## Entries shown
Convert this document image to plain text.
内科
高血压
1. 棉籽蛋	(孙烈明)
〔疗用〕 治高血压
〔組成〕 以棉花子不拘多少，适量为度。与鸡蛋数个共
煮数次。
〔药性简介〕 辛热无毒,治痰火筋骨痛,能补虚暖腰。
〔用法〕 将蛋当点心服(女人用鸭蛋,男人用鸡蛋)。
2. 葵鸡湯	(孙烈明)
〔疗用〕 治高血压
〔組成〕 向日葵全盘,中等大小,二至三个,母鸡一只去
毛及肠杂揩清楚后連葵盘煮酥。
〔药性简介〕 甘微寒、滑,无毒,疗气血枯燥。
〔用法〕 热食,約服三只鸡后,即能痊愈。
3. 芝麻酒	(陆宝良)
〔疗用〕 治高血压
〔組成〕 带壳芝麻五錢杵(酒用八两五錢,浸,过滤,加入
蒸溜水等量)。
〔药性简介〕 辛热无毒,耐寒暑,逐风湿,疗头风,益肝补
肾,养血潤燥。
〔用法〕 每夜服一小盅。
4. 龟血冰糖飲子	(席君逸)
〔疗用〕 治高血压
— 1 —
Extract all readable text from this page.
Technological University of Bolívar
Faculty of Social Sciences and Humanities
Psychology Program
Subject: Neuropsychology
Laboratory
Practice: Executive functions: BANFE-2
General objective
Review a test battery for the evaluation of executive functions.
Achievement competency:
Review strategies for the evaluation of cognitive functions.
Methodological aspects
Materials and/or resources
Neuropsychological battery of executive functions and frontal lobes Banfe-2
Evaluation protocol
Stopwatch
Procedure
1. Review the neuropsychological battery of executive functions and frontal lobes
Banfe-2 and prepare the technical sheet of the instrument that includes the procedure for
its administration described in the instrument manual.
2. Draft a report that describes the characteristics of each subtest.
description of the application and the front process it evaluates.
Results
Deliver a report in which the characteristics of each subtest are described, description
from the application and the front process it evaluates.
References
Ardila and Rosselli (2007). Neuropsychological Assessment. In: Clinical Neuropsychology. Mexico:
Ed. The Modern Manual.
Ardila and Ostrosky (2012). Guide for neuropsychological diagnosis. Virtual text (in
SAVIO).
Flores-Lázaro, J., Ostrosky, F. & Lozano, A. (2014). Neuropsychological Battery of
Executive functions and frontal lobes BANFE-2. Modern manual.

## Given exercise
Repeat the material above in full, keeping every word.

## Exercise result
Convert this document image to plain text.
内科
高血压
1. 棉籽蛋	(孙烈明)
〔疗用〕 治高血压
〔組成〕 以棉花子不拘多少，适量为度。与鸡蛋数个共
煮数次。
〔药性简介〕 辛热无毒,治痰火筋骨痛,能补虚暖腰。
〔用法〕 将蛋当点心服(女人用鸭蛋,男人用鸡蛋)。
2. 葵鸡湯	(孙烈明)
〔疗用〕 治高血压
〔組成〕 向日葵全盘,中等大小,二至三个,母鸡一只去
毛及肠杂揩清楚后連葵盘煮酥。
〔药性简介〕 甘微寒、滑,无毒,疗气血枯燥。
〔用法〕 热食,約服三只鸡后,即能痊愈。
3. 芝麻酒	(陆宝良)
〔疗用〕 治高血压
〔組成〕 带壳芝麻五錢杵(酒用八两五錢,浸,过滤,加入
蒸溜水等量)。
〔药性简介〕 辛热无毒,耐寒暑,逐风湿,疗头风,益肝补
肾,养血潤燥。
〔用法〕 每夜服一小盅。
4. 龟血冰糖飲子	(席君逸)
〔疗用〕 治高血压
— 1 —
Extract all readable text from this page.
Technological University of Bolívar
Faculty of Social Sciences and Humanities
Psychology Program
Subject: Neuropsychology
Laboratory
Practice: Executive functions: BANFE-2
General objective
Review a test battery for the evaluation of executive functions.
Achievement competency:
Review strategies for the evaluation of cognitive functions.
Methodological aspects
Materials and/or resources
Neuropsychological battery of executive functions and frontal lobes Banfe-2
Evaluation protocol
Stopwatch
Procedure
1. Review the neuropsychological battery of executive functions and frontal lobes
Banfe-2 and prepare the technical sheet of the instrument that includes the procedure for
its administration described in the instrument manual.
2. Draft a report that describes the characteristics of each subtest.
description of the application and the front process it evaluates.
Results
Deliver a report in which the characteristics of each subtest are described, description
from the application and the front process it evaluates.
References
Ardila and Rosselli (2007). Neuropsychological Assessment. In: Clinical Neuropsychology. Mexico:
Ed. The Modern Manual.
Ardila and Ostrosky (2012). Guide for neuropsychological diagnosis. Virtual text (in
SAVIO).
Flores-Lázaro, J., Ostrosky, F. & Lozano, A. (2014). Neuropsychological Battery of
Executive functions and frontal lobes BANFE-2. Modern manual.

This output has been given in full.